Figure content listings:
[Begin]
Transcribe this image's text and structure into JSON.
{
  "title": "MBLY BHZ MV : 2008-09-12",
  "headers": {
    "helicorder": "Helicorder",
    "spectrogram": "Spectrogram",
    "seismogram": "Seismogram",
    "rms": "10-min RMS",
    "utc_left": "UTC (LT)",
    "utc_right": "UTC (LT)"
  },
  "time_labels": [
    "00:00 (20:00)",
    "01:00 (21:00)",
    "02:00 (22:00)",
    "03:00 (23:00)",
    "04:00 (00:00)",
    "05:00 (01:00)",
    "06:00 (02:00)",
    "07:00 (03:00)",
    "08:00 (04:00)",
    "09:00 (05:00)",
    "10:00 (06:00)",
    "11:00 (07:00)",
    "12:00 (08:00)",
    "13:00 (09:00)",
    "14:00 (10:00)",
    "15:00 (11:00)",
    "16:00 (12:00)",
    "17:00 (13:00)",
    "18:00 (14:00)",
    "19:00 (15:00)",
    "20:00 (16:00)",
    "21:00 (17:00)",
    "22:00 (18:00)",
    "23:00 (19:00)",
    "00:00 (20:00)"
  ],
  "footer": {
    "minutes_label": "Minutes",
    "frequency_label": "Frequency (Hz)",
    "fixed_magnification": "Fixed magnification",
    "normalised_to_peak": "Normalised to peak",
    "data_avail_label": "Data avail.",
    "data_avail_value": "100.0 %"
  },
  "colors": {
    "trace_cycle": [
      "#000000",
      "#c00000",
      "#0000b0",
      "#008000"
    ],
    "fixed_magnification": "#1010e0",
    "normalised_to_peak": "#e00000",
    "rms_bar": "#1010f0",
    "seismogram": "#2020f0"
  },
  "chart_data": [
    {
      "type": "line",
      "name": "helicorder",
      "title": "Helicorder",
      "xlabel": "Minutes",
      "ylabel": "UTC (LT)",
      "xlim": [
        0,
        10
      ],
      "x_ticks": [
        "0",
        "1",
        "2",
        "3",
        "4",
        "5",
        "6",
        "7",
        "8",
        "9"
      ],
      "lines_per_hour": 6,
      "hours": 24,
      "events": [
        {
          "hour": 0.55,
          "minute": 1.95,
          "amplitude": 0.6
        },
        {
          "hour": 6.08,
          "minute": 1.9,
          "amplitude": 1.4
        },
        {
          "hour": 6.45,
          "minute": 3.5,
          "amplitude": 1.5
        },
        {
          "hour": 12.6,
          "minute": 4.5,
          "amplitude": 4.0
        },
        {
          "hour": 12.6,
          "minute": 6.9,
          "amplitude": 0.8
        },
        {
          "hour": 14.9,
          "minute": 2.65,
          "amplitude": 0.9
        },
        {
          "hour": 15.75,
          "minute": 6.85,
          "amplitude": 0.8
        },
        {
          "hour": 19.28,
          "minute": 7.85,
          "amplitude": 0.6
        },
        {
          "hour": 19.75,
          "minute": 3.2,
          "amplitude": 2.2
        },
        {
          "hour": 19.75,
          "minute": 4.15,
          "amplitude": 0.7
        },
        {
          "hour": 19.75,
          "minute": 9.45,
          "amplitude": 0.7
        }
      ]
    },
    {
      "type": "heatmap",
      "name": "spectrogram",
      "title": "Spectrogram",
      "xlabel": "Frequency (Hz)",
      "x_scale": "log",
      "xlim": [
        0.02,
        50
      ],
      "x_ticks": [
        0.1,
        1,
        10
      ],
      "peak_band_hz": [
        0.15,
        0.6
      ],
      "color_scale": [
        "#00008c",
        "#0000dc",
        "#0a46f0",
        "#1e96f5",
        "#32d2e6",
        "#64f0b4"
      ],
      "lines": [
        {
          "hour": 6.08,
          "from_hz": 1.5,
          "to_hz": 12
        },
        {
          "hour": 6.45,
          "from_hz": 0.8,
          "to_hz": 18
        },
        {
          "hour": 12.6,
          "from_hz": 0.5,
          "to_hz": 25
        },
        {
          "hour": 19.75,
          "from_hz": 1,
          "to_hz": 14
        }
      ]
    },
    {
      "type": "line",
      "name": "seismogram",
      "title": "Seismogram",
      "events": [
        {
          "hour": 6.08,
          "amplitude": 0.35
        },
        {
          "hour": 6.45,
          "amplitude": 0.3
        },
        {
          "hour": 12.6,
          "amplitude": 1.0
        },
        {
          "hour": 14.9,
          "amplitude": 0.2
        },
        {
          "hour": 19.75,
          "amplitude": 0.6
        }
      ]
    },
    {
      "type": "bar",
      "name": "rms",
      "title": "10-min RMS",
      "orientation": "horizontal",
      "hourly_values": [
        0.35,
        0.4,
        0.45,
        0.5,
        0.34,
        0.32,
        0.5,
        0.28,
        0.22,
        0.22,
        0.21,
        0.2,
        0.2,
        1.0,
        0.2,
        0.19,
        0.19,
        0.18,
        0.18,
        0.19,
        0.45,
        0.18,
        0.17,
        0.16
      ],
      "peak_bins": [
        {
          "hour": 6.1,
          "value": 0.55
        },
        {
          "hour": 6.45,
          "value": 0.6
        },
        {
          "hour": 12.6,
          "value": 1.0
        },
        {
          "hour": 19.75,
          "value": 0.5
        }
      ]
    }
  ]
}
[End]
Work to be completed:
Above are entries; state the number of lines among them that contain "xlabel", and nothing else.

Solved exercise:
2